> [Exercise prompt]
Produce an exact transcription of the listing below, omitting the pictures.

[Records excerpted from a collection]

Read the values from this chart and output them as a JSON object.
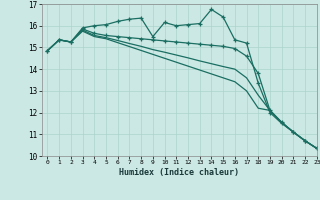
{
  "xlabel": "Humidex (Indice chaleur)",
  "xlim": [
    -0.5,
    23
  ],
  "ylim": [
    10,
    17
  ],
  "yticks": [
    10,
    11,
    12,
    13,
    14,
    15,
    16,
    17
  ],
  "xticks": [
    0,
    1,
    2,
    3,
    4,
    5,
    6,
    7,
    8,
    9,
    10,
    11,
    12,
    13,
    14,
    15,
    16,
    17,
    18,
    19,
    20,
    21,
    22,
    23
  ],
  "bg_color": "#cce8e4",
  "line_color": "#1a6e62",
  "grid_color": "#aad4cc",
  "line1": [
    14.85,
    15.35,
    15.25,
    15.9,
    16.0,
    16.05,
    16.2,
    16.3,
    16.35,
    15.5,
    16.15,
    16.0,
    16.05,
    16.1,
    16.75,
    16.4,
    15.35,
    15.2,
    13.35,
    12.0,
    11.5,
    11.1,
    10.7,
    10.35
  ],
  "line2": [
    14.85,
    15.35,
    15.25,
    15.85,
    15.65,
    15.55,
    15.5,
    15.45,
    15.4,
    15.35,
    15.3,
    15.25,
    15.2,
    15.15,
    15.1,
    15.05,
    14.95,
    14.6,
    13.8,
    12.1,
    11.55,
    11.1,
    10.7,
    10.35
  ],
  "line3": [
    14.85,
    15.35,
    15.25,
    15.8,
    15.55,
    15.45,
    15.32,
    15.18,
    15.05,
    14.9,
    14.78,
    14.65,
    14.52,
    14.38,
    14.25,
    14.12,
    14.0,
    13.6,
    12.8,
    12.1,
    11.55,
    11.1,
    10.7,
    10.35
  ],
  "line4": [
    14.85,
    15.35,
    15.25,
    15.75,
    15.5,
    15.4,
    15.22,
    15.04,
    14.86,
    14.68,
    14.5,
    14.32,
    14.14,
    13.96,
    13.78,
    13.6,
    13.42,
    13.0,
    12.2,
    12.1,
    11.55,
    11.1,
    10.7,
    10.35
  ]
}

> [Solution below]
Read the values from this chart and output them as a JSON object.
{
  "xlabel": "Humidex (Indice chaleur)",
  "xlim": [
    -0.5,
    23
  ],
  "ylim": [
    10,
    17
  ],
  "yticks": [
    10,
    11,
    12,
    13,
    14,
    15,
    16,
    17
  ],
  "xticks": [
    0,
    1,
    2,
    3,
    4,
    5,
    6,
    7,
    8,
    9,
    10,
    11,
    12,
    13,
    14,
    15,
    16,
    17,
    18,
    19,
    20,
    21,
    22,
    23
  ],
  "bg_color": "#cce8e4",
  "line_color": "#1a6e62",
  "grid_color": "#aad4cc",
  "line1": [
    14.85,
    15.35,
    15.25,
    15.9,
    16.0,
    16.05,
    16.2,
    16.3,
    16.35,
    15.5,
    16.15,
    16.0,
    16.05,
    16.1,
    16.75,
    16.4,
    15.35,
    15.2,
    13.35,
    12.0,
    11.5,
    11.1,
    10.7,
    10.35
  ],
  "line2": [
    14.85,
    15.35,
    15.25,
    15.85,
    15.65,
    15.55,
    15.5,
    15.45,
    15.4,
    15.35,
    15.3,
    15.25,
    15.2,
    15.15,
    15.1,
    15.05,
    14.95,
    14.6,
    13.8,
    12.1,
    11.55,
    11.1,
    10.7,
    10.35
  ],
  "line3": [
    14.85,
    15.35,
    15.25,
    15.8,
    15.55,
    15.45,
    15.32,
    15.18,
    15.05,
    14.9,
    14.78,
    14.65,
    14.52,
    14.38,
    14.25,
    14.12,
    14.0,
    13.6,
    12.8,
    12.1,
    11.55,
    11.1,
    10.7,
    10.35
  ],
  "line4": [
    14.85,
    15.35,
    15.25,
    15.75,
    15.5,
    15.4,
    15.22,
    15.04,
    14.86,
    14.68,
    14.5,
    14.32,
    14.14,
    13.96,
    13.78,
    13.6,
    13.42,
    13.0,
    12.2,
    12.1,
    11.55,
    11.1,
    10.7,
    10.35
  ]
}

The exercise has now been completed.